# Excerpted text:
■ ■ ■ ■ ■ ■ ■

# stupidest thing youve ever done with an rc



## tamiya_kid_ta04 (Dec 3, 2005)

ok just wanted to start an ineteresting thread. what is the stupidest thing youve ever done with an rc. me it would be trying to hydro plane an evader st over a huge puddle. the puddle was about 4in deep at the deepest part. well it didnt work. it went about 2 feet, the splash! i got soaked and so did my truck. no idea why i did it. luckily i let it dry out and every thing was fine, but ill never do that again.


----------



## The Jet (Sep 25, 2001)

It was my first year with an RC car, the early 80's, and we all know JUMPING is so cool  so I decided jumping over full size cars would be just great :dude: I ended up clearing 2 Nova's LENGTHWISE  but on the next run, missed the ramp and ran wide open into the Nova's wheel :thumbsup:... Making my RC 10 E a pile of scrap.


----------



## DJ1978 (Sep 26, 2001)

Sitting on my porch I decided to try to "SNEEK up on my son who was playing with a friend on the other side of my car parked in the driveway... 
I could hear my Falcon everytime I touched the throttle but couldn't see it as I drove around the end of the family car trying to bump into my son....

■ ■ ■ ■ ■ ■ ■

# Given exercise 1:
Copy the whole RC forum thread word for word.
The forum thread above and the records that come next are unrelated material.

# Exercise inputs:
■ ■ ■ ■ ■ ■ ■

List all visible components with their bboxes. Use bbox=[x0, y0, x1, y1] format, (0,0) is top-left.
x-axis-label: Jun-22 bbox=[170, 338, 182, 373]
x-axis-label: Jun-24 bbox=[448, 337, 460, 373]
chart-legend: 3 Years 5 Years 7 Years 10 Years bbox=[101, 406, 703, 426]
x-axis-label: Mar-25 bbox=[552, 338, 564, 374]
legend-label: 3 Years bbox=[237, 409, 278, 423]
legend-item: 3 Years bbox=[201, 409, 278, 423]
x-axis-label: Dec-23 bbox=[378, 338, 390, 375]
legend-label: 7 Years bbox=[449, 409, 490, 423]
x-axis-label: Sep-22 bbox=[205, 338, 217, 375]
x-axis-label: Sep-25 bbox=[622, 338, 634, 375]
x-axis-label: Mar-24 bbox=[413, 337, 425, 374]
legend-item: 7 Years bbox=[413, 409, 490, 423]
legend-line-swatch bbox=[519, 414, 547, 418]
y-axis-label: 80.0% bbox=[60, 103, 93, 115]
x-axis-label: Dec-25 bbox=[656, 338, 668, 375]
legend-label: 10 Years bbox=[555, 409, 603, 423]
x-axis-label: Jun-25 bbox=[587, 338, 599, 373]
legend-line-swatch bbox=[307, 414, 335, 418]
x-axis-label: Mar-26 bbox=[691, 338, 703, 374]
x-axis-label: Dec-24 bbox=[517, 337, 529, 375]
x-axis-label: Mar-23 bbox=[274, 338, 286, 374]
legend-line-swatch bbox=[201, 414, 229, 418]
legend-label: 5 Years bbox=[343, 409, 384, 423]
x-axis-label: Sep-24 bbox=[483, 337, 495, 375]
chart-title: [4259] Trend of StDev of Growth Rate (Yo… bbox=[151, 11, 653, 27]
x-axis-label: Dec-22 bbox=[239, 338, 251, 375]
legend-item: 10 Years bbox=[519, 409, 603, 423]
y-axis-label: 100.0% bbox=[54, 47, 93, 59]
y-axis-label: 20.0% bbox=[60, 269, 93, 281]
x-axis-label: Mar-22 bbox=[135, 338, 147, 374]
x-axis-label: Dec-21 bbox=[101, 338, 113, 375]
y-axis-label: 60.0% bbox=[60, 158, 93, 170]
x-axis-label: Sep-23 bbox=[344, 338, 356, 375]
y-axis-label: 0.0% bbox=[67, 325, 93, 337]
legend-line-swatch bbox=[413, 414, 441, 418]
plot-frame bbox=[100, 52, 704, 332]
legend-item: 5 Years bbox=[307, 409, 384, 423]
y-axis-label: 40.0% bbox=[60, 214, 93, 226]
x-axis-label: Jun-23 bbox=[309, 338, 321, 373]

■ ■ ■ ■ ■ ■ ■

# Given exercise 2:
Repeat the lines of the records verbatim, starting with their first line and stopping after the line that contains "chart-legend: 3 Years".

# Correct output 1:
# stupidest thing youve ever done with an rc



## tamiya_kid_ta04 (Dec 3, 2005)

ok just wanted to start an ineteresting thread. what is the stupidest thing youve ever done with an rc. me it would be trying to hydro plane an evader st over a huge puddle. the puddle was about 4in deep at the deepest part. well it didnt work. it went about 2 feet, the splash! i got soaked and so did my truck. no idea why i did it. luckily i let it dry out and every thing was fine, but ill never do that again.


----------



## The Jet (Sep 25, 2001)

It was my first year with an RC car, the early 80's, and we all know JUMPING is so cool  so I decided jumping over full size cars would be just great :dude: I ended up clearing 2 Nova's LENGTHWISE  but on the next run, missed the ramp and ran wide open into the Nova's wheel :thumbsup:... Making my RC 10 E a pile of scrap.


----------



## DJ1978 (Sep 26, 2001)

Sitting on my porch I decided to try to "SNEEK up on my son who was playing with a friend on the other side of my car parked in the driveway... 
I could hear my Falcon everytime I touched the throttle but couldn't see it as I drove around the end of the family car trying to bump into my son....

# Correct output 2:
List all visible components with their bboxes. Use bbox=[x0, y0, x1, y1] format, (0,0) is top-left.
x-axis-label: Jun-22 bbox=[170, 338, 182, 373]
x-axis-label: Jun-24 bbox=[448, 337, 460, 373]
chart-legend: 3 Years 5 Years 7 Years 10 Years bbox=[101, 406, 703, 426]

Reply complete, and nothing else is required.